[Part of a data file]

* * * * * * *

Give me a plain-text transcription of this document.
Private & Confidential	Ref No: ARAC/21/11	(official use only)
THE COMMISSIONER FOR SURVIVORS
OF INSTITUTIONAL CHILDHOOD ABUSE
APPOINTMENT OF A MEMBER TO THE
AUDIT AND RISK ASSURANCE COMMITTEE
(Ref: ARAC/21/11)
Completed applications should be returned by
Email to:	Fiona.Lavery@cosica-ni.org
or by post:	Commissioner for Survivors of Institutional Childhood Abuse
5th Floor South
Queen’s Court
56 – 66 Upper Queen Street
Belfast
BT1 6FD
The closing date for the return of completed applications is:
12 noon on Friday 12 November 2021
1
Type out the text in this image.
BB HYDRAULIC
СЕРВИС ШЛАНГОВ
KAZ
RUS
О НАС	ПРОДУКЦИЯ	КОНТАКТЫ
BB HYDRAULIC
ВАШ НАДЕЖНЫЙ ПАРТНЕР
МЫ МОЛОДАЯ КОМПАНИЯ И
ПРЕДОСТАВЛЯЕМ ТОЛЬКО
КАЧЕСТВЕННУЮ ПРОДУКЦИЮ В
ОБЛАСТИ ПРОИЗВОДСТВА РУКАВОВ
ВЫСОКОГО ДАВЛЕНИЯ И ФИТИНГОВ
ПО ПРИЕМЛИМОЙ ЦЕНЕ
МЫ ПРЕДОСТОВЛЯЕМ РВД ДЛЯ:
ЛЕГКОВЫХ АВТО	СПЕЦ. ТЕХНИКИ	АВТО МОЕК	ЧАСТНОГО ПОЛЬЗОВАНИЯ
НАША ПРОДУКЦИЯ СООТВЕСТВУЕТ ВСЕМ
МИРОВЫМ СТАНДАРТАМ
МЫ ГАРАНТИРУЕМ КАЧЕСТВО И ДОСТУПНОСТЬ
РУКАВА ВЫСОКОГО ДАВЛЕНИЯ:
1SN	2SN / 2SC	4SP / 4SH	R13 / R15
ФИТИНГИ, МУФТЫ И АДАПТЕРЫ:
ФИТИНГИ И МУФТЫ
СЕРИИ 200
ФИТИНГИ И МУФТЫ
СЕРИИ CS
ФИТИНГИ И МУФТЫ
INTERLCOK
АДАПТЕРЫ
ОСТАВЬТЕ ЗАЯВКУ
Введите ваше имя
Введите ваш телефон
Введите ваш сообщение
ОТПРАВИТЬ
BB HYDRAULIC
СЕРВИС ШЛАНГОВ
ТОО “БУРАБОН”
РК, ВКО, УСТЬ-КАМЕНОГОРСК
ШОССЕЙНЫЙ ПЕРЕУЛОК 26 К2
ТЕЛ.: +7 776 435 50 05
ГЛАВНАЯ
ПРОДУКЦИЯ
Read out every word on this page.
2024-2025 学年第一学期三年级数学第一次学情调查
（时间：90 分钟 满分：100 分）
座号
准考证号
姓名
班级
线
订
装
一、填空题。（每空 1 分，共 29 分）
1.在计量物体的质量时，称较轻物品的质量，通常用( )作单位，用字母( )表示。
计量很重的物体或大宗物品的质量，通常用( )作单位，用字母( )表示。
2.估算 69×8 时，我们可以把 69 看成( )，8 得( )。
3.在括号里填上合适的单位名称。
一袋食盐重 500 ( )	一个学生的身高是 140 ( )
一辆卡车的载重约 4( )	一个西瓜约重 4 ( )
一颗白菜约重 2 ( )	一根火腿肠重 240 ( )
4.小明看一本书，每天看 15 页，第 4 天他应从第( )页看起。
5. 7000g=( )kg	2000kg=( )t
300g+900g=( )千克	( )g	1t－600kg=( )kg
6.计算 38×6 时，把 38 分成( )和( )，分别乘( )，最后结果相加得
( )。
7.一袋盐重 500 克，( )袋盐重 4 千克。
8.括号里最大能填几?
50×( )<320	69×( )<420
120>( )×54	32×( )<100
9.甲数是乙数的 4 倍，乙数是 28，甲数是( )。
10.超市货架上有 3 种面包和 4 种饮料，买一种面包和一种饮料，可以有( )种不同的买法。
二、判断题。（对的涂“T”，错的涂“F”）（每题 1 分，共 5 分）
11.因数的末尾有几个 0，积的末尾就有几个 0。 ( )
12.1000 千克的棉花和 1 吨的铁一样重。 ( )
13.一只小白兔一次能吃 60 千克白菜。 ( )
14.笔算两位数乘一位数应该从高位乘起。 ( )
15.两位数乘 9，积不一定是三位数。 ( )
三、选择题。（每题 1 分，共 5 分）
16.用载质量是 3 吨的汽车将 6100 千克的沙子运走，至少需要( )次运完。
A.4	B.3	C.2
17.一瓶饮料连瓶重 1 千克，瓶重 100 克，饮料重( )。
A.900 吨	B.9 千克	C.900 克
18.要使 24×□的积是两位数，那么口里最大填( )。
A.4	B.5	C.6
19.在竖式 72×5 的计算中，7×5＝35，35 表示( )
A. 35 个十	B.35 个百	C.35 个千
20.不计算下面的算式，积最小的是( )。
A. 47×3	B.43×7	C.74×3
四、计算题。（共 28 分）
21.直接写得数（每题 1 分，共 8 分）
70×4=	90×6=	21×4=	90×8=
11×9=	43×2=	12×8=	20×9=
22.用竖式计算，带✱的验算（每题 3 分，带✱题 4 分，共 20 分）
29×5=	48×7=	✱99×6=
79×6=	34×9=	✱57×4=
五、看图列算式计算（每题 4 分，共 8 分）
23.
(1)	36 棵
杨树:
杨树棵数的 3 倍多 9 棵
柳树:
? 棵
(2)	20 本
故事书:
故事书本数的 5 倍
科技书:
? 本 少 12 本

* * * * * * *

Quote all of the entries exactly as they appear.

### Solution to this exercise:
Give me a plain-text transcription of this document.
Private & Confidential	Ref No: ARAC/21/11	(official use only)
THE COMMISSIONER FOR SURVIVORS
OF INSTITUTIONAL CHILDHOOD ABUSE
APPOINTMENT OF A MEMBER TO THE
AUDIT AND RISK ASSURANCE COMMITTEE
(Ref: ARAC/21/11)
Completed applications should be returned by
Email to:	Fiona.Lavery@cosica-ni.org
or by post:	Commissioner for Survivors of Institutional Childhood Abuse
5th Floor South
Queen’s Court
56 – 66 Upper Queen Street
Belfast
BT1 6FD
The closing date for the return of completed applications is:
12 noon on Friday 12 November 2021
1
Type out the text in this image.
BB HYDRAULIC
СЕРВИС ШЛАНГОВ
KAZ
RUS
О НАС	ПРОДУКЦИЯ	КОНТАКТЫ
BB HYDRAULIC
ВАШ НАДЕЖНЫЙ ПАРТНЕР
МЫ МОЛОДАЯ КОМПАНИЯ И
ПРЕДОСТАВЛЯЕМ ТОЛЬКО
КАЧЕСТВЕННУЮ ПРОДУКЦИЮ В
ОБЛАСТИ ПРОИЗВОДСТВА РУКАВОВ
ВЫСОКОГО ДАВЛЕНИЯ И ФИТИНГОВ
ПО ПРИЕМЛИМОЙ ЦЕНЕ
МЫ ПРЕДОСТОВЛЯЕМ РВД ДЛЯ:
ЛЕГКОВЫХ АВТО	СПЕЦ. ТЕХНИКИ	АВТО МОЕК	ЧАСТНОГО ПОЛЬЗОВАНИЯ
НАША ПРОДУКЦИЯ СООТВЕСТВУЕТ ВСЕМ
МИРОВЫМ СТАНДАРТАМ
МЫ ГАРАНТИРУЕМ КАЧЕСТВО И ДОСТУПНОСТЬ
РУКАВА ВЫСОКОГО ДАВЛЕНИЯ:
1SN	2SN / 2SC	4SP / 4SH	R13 / R15
ФИТИНГИ, МУФТЫ И АДАПТЕРЫ:
ФИТИНГИ И МУФТЫ
СЕРИИ 200
ФИТИНГИ И МУФТЫ
СЕРИИ CS
ФИТИНГИ И МУФТЫ
INTERLCOK
АДАПТЕРЫ
ОСТАВЬТЕ ЗАЯВКУ
Введите ваше имя
Введите ваш телефон
Введите ваш сообщение
ОТПРАВИТЬ
BB HYDRAULIC
СЕРВИС ШЛАНГОВ
ТОО “БУРАБОН”
РК, ВКО, УСТЬ-КАМЕНОГОРСК
ШОССЕЙНЫЙ ПЕРЕУЛОК 26 К2
ТЕЛ.: +7 776 435 50 05
ГЛАВНАЯ
ПРОДУКЦИЯ
Read out every word on this page.
2024-2025 学年第一学期三年级数学第一次学情调查
（时间：90 分钟 满分：100 分）
座号
准考证号
姓名
班级
线
订
装
一、填空题。（每空 1 分，共 29 分）
1.在计量物体的质量时，称较轻物品的质量，通常用( )作单位，用字母( )表示。
计量很重的物体或大宗物品的质量，通常用( )作单位，用字母( )表示。
2.估算 69×8 时，我们可以把 69 看成( )，8 得( )。
3.在括号里填上合适的单位名称。
一袋食盐重 500 ( )	一个学生的身高是 140 ( )
一辆卡车的载重约 4( )	一个西瓜约重 4 ( )
一颗白菜约重 2 ( )	一根火腿肠重 240 ( )
4.小明看一本书，每天看 15 页，第 4 天他应从第( )页看起。
5. 7000g=( )kg	2000kg=( )t
300g+900g=( )千克	( )g	1t－600kg=( )kg
6.计算 38×6 时，把 38 分成( )和( )，分别乘( )，最后结果相加得
( )。
7.一袋盐重 500 克，( )袋盐重 4 千克。
8.括号里最大能填几?
50×( )<320	69×( )<420
120>( )×54	32×( )<100
9.甲数是乙数的 4 倍，乙数是 28，甲数是( )。
10.超市货架上有 3 种面包和 4 种饮料，买一种面包和一种饮料，可以有( )种不同的买法。
二、判断题。（对的涂“T”，错的涂“F”）（每题 1 分，共 5 分）
11.因数的末尾有几个 0，积的末尾就有几个 0。 ( )
12.1000 千克的棉花和 1 吨的铁一样重。 ( )
13.一只小白兔一次能吃 60 千克白菜。 ( )
14.笔算两位数乘一位数应该从高位乘起。 ( )
15.两位数乘 9，积不一定是三位数。 ( )
三、选择题。（每题 1 分，共 5 分）
16.用载质量是 3 吨的汽车将 6100 千克的沙子运走，至少需要( )次运完。
A.4	B.3	C.2
17.一瓶饮料连瓶重 1 千克，瓶重 100 克，饮料重( )。
A.900 吨	B.9 千克	C.900 克
18.要使 24×□的积是两位数，那么口里最大填( )。
A.4	B.5	C.6
19.在竖式 72×5 的计算中，7×5＝35，35 表示( )
A. 35 个十	B.35 个百	C.35 个千
20.不计算下面的算式，积最小的是( )。
A. 47×3	B.43×7	C.74×3
四、计算题。（共 28 分）
21.直接写得数（每题 1 分，共 8 分）
70×4=	90×6=	21×4=	90×8=
11×9=	43×2=	12×8=	20×9=
22.用竖式计算，带✱的验算（每题 3 分，带✱题 4 分，共 20 分）
29×5=	48×7=	✱99×6=
79×6=	34×9=	✱57×4=
五、看图列算式计算（每题 4 分，共 8 分）
23.
(1)	36 棵
杨树:
杨树棵数的 3 倍多 9 棵
柳树:
? 棵
(2)	20 本
故事书:
故事书本数的 5 倍
科技书:
? 本 少 12 本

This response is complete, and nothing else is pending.